• The task:
Return the listing below unchanged, minus its pictures.

• Provided data:
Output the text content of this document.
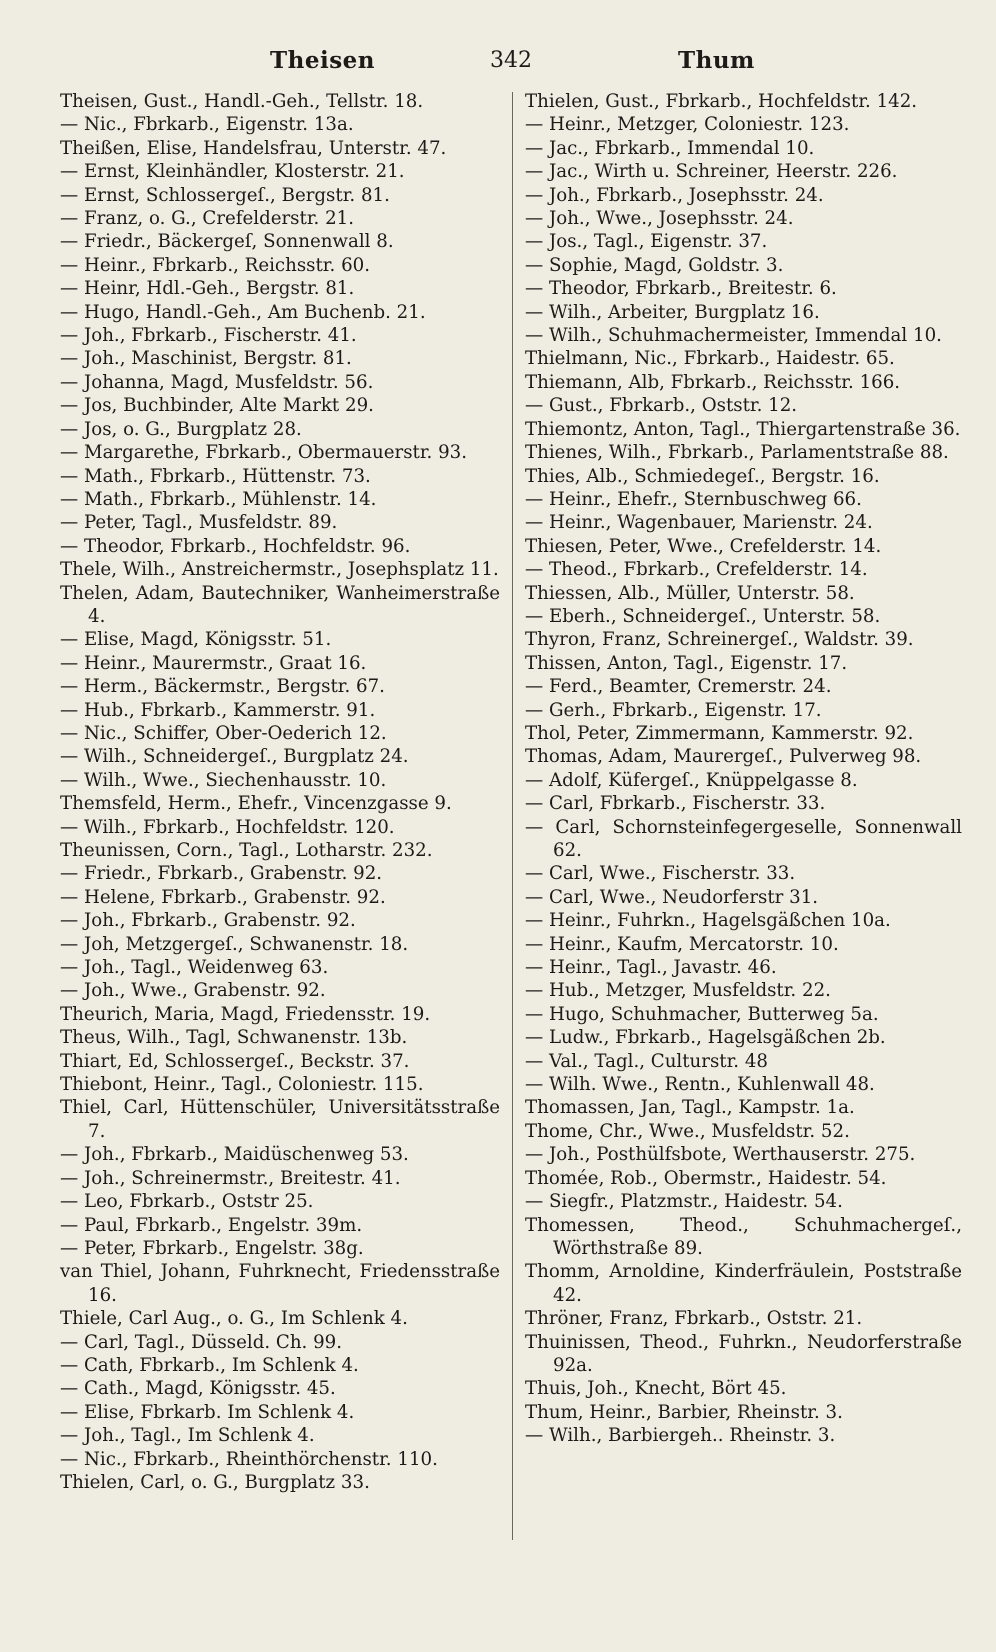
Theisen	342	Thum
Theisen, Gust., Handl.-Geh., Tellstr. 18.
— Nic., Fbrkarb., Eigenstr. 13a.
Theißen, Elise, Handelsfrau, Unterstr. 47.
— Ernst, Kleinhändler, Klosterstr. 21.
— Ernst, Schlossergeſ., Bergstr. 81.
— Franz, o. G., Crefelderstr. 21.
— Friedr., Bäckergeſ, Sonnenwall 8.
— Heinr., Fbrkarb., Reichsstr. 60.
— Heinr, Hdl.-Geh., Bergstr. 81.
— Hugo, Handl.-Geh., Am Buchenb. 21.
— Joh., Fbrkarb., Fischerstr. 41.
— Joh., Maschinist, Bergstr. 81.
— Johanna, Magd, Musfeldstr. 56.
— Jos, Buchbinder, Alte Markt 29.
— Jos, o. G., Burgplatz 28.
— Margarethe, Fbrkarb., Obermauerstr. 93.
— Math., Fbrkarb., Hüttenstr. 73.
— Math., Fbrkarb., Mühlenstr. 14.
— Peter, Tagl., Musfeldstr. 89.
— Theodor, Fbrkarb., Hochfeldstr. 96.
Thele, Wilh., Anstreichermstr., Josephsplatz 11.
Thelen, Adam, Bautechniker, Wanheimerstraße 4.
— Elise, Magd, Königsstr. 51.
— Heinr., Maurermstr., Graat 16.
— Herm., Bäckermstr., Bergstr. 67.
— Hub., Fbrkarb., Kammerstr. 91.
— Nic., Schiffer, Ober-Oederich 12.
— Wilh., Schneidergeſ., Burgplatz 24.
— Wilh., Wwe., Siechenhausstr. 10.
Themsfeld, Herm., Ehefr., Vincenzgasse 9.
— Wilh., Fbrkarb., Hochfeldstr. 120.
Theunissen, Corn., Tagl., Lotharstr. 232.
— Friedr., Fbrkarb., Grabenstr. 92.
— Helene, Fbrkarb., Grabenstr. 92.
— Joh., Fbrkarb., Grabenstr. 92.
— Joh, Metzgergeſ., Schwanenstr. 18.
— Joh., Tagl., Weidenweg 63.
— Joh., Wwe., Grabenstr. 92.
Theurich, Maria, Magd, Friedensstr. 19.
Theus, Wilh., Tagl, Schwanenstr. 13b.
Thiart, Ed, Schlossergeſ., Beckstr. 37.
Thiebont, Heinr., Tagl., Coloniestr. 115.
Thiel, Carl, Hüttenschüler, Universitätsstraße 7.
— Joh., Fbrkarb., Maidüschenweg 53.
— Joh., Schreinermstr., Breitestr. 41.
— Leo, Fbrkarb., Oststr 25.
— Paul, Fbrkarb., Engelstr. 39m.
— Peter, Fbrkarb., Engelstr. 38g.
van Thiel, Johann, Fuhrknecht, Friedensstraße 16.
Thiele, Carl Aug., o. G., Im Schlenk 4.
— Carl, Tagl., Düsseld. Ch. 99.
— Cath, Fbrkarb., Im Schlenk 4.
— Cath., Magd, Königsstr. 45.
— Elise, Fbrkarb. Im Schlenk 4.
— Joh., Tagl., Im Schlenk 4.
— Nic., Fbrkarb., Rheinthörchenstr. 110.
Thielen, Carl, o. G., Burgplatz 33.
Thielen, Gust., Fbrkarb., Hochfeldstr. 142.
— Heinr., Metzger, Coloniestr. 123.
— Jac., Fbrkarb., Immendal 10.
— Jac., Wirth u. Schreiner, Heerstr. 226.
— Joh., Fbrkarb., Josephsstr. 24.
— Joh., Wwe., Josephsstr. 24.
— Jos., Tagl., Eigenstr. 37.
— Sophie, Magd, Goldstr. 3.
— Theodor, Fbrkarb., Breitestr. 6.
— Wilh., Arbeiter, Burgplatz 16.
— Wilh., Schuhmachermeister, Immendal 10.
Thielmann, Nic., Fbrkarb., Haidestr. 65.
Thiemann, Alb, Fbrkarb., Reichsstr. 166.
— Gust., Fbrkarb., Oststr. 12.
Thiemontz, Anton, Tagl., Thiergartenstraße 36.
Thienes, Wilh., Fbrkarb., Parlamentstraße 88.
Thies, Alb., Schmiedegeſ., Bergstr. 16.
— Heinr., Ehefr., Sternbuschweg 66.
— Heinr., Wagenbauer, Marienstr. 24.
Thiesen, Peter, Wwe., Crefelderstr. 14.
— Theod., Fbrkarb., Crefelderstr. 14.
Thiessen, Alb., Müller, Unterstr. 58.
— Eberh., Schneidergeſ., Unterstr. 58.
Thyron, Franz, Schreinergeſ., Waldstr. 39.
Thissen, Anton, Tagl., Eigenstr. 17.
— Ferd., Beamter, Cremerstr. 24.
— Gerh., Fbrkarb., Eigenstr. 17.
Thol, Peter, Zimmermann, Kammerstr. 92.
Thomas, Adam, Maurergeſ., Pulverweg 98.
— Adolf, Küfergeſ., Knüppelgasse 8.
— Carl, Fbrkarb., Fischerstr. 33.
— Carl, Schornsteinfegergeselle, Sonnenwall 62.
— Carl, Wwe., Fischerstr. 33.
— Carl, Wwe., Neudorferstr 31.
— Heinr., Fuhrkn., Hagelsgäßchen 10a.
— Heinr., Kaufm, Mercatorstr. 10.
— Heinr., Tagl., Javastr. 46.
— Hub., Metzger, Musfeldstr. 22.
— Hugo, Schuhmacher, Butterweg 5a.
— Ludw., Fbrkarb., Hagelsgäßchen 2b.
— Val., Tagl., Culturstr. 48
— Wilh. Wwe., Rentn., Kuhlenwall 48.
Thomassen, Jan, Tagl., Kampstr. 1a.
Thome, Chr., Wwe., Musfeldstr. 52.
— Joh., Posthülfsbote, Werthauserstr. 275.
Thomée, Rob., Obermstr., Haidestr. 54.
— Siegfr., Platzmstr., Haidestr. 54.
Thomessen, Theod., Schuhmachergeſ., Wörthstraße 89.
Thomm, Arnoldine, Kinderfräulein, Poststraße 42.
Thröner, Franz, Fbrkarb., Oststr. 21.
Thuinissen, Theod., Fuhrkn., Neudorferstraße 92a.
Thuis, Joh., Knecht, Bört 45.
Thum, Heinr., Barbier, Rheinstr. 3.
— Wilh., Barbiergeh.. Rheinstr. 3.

• Solution to this exercise:
Output the text content of this document.
Theisen	342	Thum
Theisen, Gust., Handl.-Geh., Tellstr. 18.
— Nic., Fbrkarb., Eigenstr. 13a.
Theißen, Elise, Handelsfrau, Unterstr. 47.
— Ernst, Kleinhändler, Klosterstr. 21.
— Ernst, Schlossergeſ., Bergstr. 81.
— Franz, o. G., Crefelderstr. 21.
— Friedr., Bäckergeſ, Sonnenwall 8.
— Heinr., Fbrkarb., Reichsstr. 60.
— Heinr, Hdl.-Geh., Bergstr. 81.
— Hugo, Handl.-Geh., Am Buchenb. 21.
— Joh., Fbrkarb., Fischerstr. 41.
— Joh., Maschinist, Bergstr. 81.
— Johanna, Magd, Musfeldstr. 56.
— Jos, Buchbinder, Alte Markt 29.
— Jos, o. G., Burgplatz 28.
— Margarethe, Fbrkarb., Obermauerstr. 93.
— Math., Fbrkarb., Hüttenstr. 73.
— Math., Fbrkarb., Mühlenstr. 14.
— Peter, Tagl., Musfeldstr. 89.
— Theodor, Fbrkarb., Hochfeldstr. 96.
Thele, Wilh., Anstreichermstr., Josephsplatz 11.
Thelen, Adam, Bautechniker, Wanheimerstraße 4.
— Elise, Magd, Königsstr. 51.
— Heinr., Maurermstr., Graat 16.
— Herm., Bäckermstr., Bergstr. 67.
— Hub., Fbrkarb., Kammerstr. 91.
— Nic., Schiffer, Ober-Oederich 12.
— Wilh., Schneidergeſ., Burgplatz 24.
— Wilh., Wwe., Siechenhausstr. 10.
Themsfeld, Herm., Ehefr., Vincenzgasse 9.
— Wilh., Fbrkarb., Hochfeldstr. 120.
Theunissen, Corn., Tagl., Lotharstr. 232.
— Friedr., Fbrkarb., Grabenstr. 92.
— Helene, Fbrkarb., Grabenstr. 92.
— Joh., Fbrkarb., Grabenstr. 92.
— Joh, Metzgergeſ., Schwanenstr. 18.
— Joh., Tagl., Weidenweg 63.
— Joh., Wwe., Grabenstr. 92.
Theurich, Maria, Magd, Friedensstr. 19.
Theus, Wilh., Tagl, Schwanenstr. 13b.
Thiart, Ed, Schlossergeſ., Beckstr. 37.
Thiebont, Heinr., Tagl., Coloniestr. 115.
Thiel, Carl, Hüttenschüler, Universitätsstraße 7.
— Joh., Fbrkarb., Maidüschenweg 53.
— Joh., Schreinermstr., Breitestr. 41.
— Leo, Fbrkarb., Oststr 25.
— Paul, Fbrkarb., Engelstr. 39m.
— Peter, Fbrkarb., Engelstr. 38g.
van Thiel, Johann, Fuhrknecht, Friedensstraße 16.
Thiele, Carl Aug., o. G., Im Schlenk 4.
— Carl, Tagl., Düsseld. Ch. 99.
— Cath, Fbrkarb., Im Schlenk 4.
— Cath., Magd, Königsstr. 45.
— Elise, Fbrkarb. Im Schlenk 4.
— Joh., Tagl., Im Schlenk 4.
— Nic., Fbrkarb., Rheinthörchenstr. 110.
Thielen, Carl, o. G., Burgplatz 33.
Thielen, Gust., Fbrkarb., Hochfeldstr. 142.
— Heinr., Metzger, Coloniestr. 123.
— Jac., Fbrkarb., Immendal 10.
— Jac., Wirth u. Schreiner, Heerstr. 226.
— Joh., Fbrkarb., Josephsstr. 24.
— Joh., Wwe., Josephsstr. 24.
— Jos., Tagl., Eigenstr. 37.
— Sophie, Magd, Goldstr. 3.
— Theodor, Fbrkarb., Breitestr. 6.
— Wilh., Arbeiter, Burgplatz 16.
— Wilh., Schuhmachermeister, Immendal 10.
Thielmann, Nic., Fbrkarb., Haidestr. 65.
Thiemann, Alb, Fbrkarb., Reichsstr. 166.
— Gust., Fbrkarb., Oststr. 12.
Thiemontz, Anton, Tagl., Thiergartenstraße 36.
Thienes, Wilh., Fbrkarb., Parlamentstraße 88.
Thies, Alb., Schmiedegeſ., Bergstr. 16.
— Heinr., Ehefr., Sternbuschweg 66.
— Heinr., Wagenbauer, Marienstr. 24.
Thiesen, Peter, Wwe., Crefelderstr. 14.
— Theod., Fbrkarb., Crefelderstr. 14.
Thiessen, Alb., Müller, Unterstr. 58.
— Eberh., Schneidergeſ., Unterstr. 58.
Thyron, Franz, Schreinergeſ., Waldstr. 39.
Thissen, Anton, Tagl., Eigenstr. 17.
— Ferd., Beamter, Cremerstr. 24.
— Gerh., Fbrkarb., Eigenstr. 17.
Thol, Peter, Zimmermann, Kammerstr. 92.
Thomas, Adam, Maurergeſ., Pulverweg 98.
— Adolf, Küfergeſ., Knüppelgasse 8.
— Carl, Fbrkarb., Fischerstr. 33.
— Carl, Schornsteinfegergeselle, Sonnenwall 62.
— Carl, Wwe., Fischerstr. 33.
— Carl, Wwe., Neudorferstr 31.
— Heinr., Fuhrkn., Hagelsgäßchen 10a.
— Heinr., Kaufm, Mercatorstr. 10.
— Heinr., Tagl., Javastr. 46.
— Hub., Metzger, Musfeldstr. 22.
— Hugo, Schuhmacher, Butterweg 5a.
— Ludw., Fbrkarb., Hagelsgäßchen 2b.
— Val., Tagl., Culturstr. 48
— Wilh. Wwe., Rentn., Kuhlenwall 48.
Thomassen, Jan, Tagl., Kampstr. 1a.
Thome, Chr., Wwe., Musfeldstr. 52.
— Joh., Posthülfsbote, Werthauserstr. 275.
Thomée, Rob., Obermstr., Haidestr. 54.
— Siegfr., Platzmstr., Haidestr. 54.
Thomessen, Theod., Schuhmachergeſ., Wörthstraße 89.
Thomm, Arnoldine, Kinderfräulein, Poststraße 42.
Thröner, Franz, Fbrkarb., Oststr. 21.
Thuinissen, Theod., Fuhrkn., Neudorferstraße 92a.
Thuis, Joh., Knecht, Bört 45.
Thum, Heinr., Barbier, Rheinstr. 3.
— Wilh., Barbiergeh.. Rheinstr. 3.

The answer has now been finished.